**Task prompt**
Copy out each line that includes the word "name".

**Material for this task**

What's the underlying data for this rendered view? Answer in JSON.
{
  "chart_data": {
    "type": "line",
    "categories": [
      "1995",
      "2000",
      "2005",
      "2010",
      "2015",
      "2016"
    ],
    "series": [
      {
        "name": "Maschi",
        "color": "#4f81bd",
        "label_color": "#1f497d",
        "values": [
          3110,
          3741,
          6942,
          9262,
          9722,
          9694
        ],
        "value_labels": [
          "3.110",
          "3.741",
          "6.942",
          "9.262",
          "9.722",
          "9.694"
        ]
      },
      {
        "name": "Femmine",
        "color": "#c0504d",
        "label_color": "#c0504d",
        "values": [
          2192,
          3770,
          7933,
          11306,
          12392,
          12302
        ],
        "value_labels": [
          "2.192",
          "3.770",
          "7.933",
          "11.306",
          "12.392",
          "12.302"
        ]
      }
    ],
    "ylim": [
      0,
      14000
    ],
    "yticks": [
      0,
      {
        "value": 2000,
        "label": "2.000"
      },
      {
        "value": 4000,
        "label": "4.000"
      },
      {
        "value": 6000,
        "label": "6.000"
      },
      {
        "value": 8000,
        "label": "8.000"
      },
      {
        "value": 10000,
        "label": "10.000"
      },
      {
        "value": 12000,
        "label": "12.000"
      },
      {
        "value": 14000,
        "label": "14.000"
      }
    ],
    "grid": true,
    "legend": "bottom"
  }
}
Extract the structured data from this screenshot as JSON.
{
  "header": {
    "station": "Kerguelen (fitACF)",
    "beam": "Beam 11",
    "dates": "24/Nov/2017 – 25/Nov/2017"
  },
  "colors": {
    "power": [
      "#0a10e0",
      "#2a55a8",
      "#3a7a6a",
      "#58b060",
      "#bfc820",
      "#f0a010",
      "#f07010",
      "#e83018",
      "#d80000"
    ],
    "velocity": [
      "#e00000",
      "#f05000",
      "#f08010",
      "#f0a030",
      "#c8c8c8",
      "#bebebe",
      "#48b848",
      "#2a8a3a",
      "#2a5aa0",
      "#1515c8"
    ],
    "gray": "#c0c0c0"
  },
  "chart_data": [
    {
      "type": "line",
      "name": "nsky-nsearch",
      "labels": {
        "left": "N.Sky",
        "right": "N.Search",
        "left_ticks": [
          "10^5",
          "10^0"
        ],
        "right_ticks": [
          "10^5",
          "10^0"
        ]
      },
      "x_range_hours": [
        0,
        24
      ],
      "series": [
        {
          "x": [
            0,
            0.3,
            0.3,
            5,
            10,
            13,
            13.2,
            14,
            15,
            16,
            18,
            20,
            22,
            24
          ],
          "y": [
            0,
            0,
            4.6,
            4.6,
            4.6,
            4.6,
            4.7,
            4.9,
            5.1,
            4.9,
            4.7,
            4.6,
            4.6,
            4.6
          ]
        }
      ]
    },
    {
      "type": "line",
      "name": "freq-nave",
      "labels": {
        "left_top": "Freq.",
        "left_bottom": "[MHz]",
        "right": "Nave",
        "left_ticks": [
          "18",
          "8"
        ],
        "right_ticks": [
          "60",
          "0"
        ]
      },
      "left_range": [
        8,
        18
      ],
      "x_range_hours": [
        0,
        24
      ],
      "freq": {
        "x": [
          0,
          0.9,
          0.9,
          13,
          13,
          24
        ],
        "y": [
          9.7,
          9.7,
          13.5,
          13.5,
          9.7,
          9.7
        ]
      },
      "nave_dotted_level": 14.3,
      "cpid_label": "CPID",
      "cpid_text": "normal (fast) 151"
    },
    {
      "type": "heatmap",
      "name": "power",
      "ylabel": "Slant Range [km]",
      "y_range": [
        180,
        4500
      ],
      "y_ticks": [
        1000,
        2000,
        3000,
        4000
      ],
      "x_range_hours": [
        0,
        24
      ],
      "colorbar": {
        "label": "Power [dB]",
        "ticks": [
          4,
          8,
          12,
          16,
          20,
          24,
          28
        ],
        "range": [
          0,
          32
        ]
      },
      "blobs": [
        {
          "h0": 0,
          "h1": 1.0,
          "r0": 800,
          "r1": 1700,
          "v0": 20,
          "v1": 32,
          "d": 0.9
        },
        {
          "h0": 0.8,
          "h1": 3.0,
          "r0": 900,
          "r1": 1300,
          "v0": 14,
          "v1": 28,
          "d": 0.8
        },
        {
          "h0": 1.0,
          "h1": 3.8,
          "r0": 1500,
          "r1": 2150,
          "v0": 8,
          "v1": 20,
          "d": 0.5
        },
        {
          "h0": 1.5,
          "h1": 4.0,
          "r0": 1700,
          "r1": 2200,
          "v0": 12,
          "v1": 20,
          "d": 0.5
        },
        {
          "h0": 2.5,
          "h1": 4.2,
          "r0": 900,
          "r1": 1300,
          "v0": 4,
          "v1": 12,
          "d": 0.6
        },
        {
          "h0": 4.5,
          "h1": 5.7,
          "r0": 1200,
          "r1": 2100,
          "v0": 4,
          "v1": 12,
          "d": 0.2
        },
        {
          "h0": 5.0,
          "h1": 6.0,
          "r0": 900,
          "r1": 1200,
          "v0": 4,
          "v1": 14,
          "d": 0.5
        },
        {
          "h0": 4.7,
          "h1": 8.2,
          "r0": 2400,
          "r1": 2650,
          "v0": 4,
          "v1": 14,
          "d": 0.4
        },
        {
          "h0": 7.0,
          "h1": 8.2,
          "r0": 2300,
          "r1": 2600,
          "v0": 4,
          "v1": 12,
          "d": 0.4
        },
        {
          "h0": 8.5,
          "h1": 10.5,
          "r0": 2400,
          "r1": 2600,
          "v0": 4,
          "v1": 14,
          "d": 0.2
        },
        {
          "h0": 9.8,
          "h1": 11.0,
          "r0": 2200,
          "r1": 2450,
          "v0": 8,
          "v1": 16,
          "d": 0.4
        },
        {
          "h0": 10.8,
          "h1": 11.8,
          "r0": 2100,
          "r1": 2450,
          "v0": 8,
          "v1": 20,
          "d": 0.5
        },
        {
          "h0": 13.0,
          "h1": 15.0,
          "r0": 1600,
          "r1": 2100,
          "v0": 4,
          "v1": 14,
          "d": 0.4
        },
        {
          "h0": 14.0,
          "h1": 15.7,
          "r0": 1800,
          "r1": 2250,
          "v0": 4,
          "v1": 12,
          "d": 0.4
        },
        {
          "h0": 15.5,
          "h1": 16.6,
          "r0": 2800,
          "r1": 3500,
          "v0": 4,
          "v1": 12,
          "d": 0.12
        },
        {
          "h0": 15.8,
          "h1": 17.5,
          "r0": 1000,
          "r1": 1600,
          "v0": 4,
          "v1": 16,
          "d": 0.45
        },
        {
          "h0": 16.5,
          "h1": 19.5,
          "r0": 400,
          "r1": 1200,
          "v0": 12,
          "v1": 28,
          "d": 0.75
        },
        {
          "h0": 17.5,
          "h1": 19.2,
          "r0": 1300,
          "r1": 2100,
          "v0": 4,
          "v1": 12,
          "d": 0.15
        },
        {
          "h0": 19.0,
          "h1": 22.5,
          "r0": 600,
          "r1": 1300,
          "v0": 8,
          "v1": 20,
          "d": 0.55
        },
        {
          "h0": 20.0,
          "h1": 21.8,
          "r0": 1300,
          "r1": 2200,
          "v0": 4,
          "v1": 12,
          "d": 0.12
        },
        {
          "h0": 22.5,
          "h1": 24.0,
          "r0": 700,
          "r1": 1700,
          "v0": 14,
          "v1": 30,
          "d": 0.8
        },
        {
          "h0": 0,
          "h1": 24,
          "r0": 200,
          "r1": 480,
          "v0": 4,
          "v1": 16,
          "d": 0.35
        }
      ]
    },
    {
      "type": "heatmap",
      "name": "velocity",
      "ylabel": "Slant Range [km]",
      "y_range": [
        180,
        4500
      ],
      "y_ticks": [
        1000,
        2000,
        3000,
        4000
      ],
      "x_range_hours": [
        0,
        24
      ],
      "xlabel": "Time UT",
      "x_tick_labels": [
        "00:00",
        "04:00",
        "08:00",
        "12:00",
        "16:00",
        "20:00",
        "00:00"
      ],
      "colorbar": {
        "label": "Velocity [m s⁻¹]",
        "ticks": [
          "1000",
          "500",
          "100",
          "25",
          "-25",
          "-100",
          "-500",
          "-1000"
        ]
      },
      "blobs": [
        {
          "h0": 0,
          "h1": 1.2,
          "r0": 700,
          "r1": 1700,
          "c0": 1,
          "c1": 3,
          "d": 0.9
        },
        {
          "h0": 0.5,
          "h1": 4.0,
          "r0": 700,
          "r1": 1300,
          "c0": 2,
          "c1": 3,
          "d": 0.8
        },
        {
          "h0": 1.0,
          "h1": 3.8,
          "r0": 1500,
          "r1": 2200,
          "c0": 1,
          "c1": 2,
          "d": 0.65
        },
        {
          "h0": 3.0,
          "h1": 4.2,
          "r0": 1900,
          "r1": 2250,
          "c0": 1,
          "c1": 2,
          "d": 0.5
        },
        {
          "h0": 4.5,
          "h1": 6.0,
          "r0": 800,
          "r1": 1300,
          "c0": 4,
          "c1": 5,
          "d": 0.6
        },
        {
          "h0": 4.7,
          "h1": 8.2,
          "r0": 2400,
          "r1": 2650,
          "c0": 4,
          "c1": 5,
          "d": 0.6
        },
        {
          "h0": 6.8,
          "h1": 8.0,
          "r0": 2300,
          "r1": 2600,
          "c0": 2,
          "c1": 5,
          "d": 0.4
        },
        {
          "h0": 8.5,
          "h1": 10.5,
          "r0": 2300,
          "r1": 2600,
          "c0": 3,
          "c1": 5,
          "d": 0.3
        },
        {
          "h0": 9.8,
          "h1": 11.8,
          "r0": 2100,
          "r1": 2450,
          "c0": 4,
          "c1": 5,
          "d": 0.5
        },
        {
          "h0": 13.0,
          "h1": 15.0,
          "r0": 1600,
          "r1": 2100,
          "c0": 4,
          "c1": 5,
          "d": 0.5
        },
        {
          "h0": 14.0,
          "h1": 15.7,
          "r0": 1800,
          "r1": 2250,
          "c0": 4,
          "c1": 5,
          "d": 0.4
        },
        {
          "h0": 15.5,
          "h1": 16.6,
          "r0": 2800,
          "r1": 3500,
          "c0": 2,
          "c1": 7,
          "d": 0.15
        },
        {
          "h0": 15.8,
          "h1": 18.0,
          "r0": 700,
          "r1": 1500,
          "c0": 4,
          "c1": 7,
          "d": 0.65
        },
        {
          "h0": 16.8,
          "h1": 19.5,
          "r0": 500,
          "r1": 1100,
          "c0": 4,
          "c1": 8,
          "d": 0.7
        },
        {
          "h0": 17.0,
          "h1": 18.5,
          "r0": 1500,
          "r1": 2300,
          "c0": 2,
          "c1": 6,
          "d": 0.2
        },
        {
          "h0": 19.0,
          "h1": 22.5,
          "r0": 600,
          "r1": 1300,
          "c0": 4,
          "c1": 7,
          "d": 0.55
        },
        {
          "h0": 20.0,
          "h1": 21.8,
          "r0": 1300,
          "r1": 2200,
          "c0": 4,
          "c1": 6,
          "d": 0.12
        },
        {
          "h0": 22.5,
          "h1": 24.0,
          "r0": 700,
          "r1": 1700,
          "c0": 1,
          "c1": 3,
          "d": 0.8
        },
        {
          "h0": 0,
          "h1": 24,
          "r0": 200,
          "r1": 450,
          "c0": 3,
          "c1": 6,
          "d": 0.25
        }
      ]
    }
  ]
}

**Task answer**
        "name": "Maschi",
        "name": "Femmine",
      "name": "nsky-nsearch",
      "name": "freq-nave",
      "name": "power",
      "name": "velocity",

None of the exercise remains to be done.